6.2 Check Numerical Results

Figures 3 to 15 illustrate the small numerical differences between the results computed by the CNN model running on the host PC in floating point (files named ref_*.csv) and the results computed by the DPU/CPU partitioning on the target board (same *.csv file names without the prefix ref_). Since this last one computation is a mix of floating point (ARM CPU) and fixed point (DPU), the difference is really small and as expected.

In conclusion there is a very good match in the numerical results and so you can state that the target application works correctly as expected.

* **Task a**
From the section on checking numerical results, copy out the passage that starts at "Figures 3 to" and ends at "and as expected.".

* **The input**
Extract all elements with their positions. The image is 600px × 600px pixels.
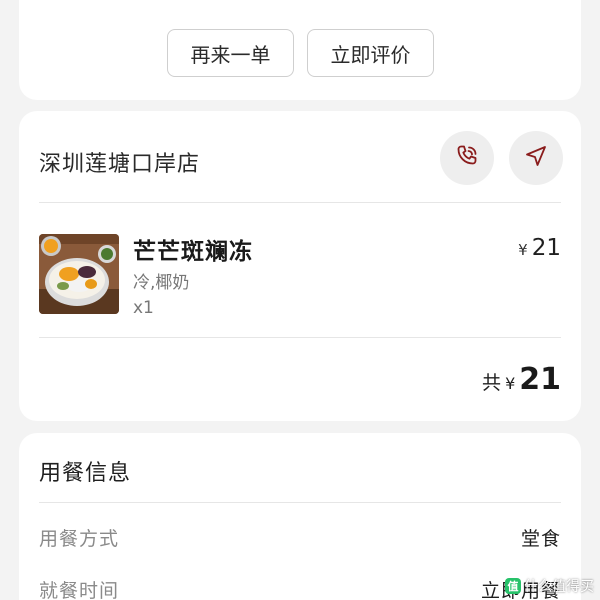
item-price: ¥ 21 — [518, 235, 561, 261]
divider — [39, 502, 561, 503]
store-name: 深圳莲塘口岸店 — [39, 152, 201, 177]
item-image — [39, 234, 119, 314]
total-label: 共 — [482, 372, 502, 394]
store-order-card: 深圳莲塘口岸店 芒芒斑斓冻 冷,椰奶 x1 ¥ 21 共 ¥ 21 — [19, 111, 581, 421]
reorder-button[interactable]: 再来一单 — [167, 29, 294, 77]
dining-method-label: 用餐方式 — [39, 528, 120, 550]
watermark-text: 什么值得买 — [524, 579, 594, 595]
dining-method-value: 堂食 — [520, 528, 561, 550]
order-total: 共 ¥ 21 — [482, 362, 561, 397]
watermark-logo-icon: 值 — [505, 578, 521, 594]
item-currency: ¥ — [518, 241, 528, 259]
call-store-button[interactable] — [440, 131, 494, 185]
item-name: 芒芒斑斓冻 — [133, 239, 253, 265]
item-quantity: x1 — [133, 298, 154, 318]
order-actions-card: 再来一单 立即评价 — [19, 0, 581, 100]
total-currency: ¥ — [505, 374, 516, 393]
total-amount: 21 — [519, 362, 561, 397]
divider — [39, 202, 561, 203]
review-button[interactable]: 立即评价 — [307, 29, 434, 77]
item-price-value: 21 — [531, 235, 561, 261]
dining-method-row: 用餐方式 堂食 — [39, 524, 561, 551]
divider — [39, 337, 561, 338]
dining-info-title: 用餐信息 — [39, 461, 132, 486]
dining-info-card: 用餐信息 用餐方式 堂食 就餐时间 立即用餐 — [19, 433, 581, 600]
navigation-arrow-icon — [523, 143, 549, 173]
dining-time-label: 就餐时间 — [39, 580, 120, 600]
phone-icon — [454, 143, 480, 173]
watermark: 值 什么值得买 — [505, 576, 594, 596]
navigate-store-button[interactable] — [509, 131, 563, 185]
item-spec: 冷,椰奶 — [133, 273, 190, 293]
dining-time-row: 就餐时间 立即用餐 — [39, 576, 561, 600]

* **Task b**
Convert the listing into a JSON list of strings, one string for each line and no blank lines, and leave the pictures out.

* **Full response a**
Figures 3 to 15 illustrate the small numerical differences between the results computed by the CNN model running on the host PC in floating point (files named ref_*.csv) and the results computed by the DPU/CPU partitioning on the target board (same *.csv file names without the prefix ref_). Since this last one computation is a mix of floating point (ARM CPU) and fixed point (DPU), the difference is really small and as expected.

* **Full response b**
[
  "Extract all elements with their positions. The image is 600px × 600px pixels.",
  "item-price: ¥ 21 — [518, 235, 561, 261]",
  "divider — [39, 502, 561, 503]",
  "store-name: 深圳莲塘口岸店 — [39, 152, 201, 177]",
  "item-image — [39, 234, 119, 314]",
  "total-label: 共 — [482, 372, 502, 394]",
  "store-order-card: 深圳莲塘口岸店 芒芒斑斓冻 冷,椰奶 x1 ¥ 21 共 ¥ 21 — [19, 111, 581, 421]",
  "reorder-button[interactable]: 再来一单 — [167, 29, 294, 77]",
  "dining-method-label: 用餐方式 — [39, 528, 120, 550]",
  "watermark-text: 什么值得买 — [524, 579, 594, 595]",
  "dining-method-value: 堂食 — [520, 528, 561, 550]",
  "order-total: 共 ¥ 21 — [482, 362, 561, 397]",
  "watermark-logo-icon: 值 — [505, 578, 521, 594]",
  "item-currency: ¥ — [518, 241, 528, 259]",
  "call-store-button[interactable] — [440, 131, 494, 185]",
  "item-name: 芒芒斑斓冻 — [133, 239, 253, 265]",
  "item-quantity: x1 — [133, 298, 154, 318]",
  "order-actions-card: 再来一单 立即评价 — [19, 0, 581, 100]",
  "total-currency: ¥ — [505, 374, 516, 393]",
  "total-amount: 21 — [519, 362, 561, 397]",
  "divider — [39, 202, 561, 203]",
  "review-button[interactable]: 立即评价 — [307, 29, 434, 77]",
  "item-price-value: 21 — [531, 235, 561, 261]",
  "dining-method-row: 用餐方式 堂食 — [39, 524, 561, 551]",
  "divider — [39, 337, 561, 338]",
  "dining-info-title: 用餐信息 — [39, 461, 132, 486]",
  "dining-info-card: 用餐信息 用餐方式 堂食 就餐时间 立即用餐 — [19, 433, 581, 600]",
  "navigation-arrow-icon — [523, 143, 549, 173]",
  "dining-time-label: 就餐时间 — [39, 580, 120, 600]",
  "phone-icon — [454, 143, 480, 173]",
  "watermark: 值 什么值得买 — [505, 576, 594, 596]",
  "navigate-store-button[interactable] — [509, 131, 563, 185]",
  "item-spec: 冷,椰奶 — [133, 273, 190, 293]",
  "dining-time-row: 就餐时间 立即用餐 — [39, 576, 561, 600]"
]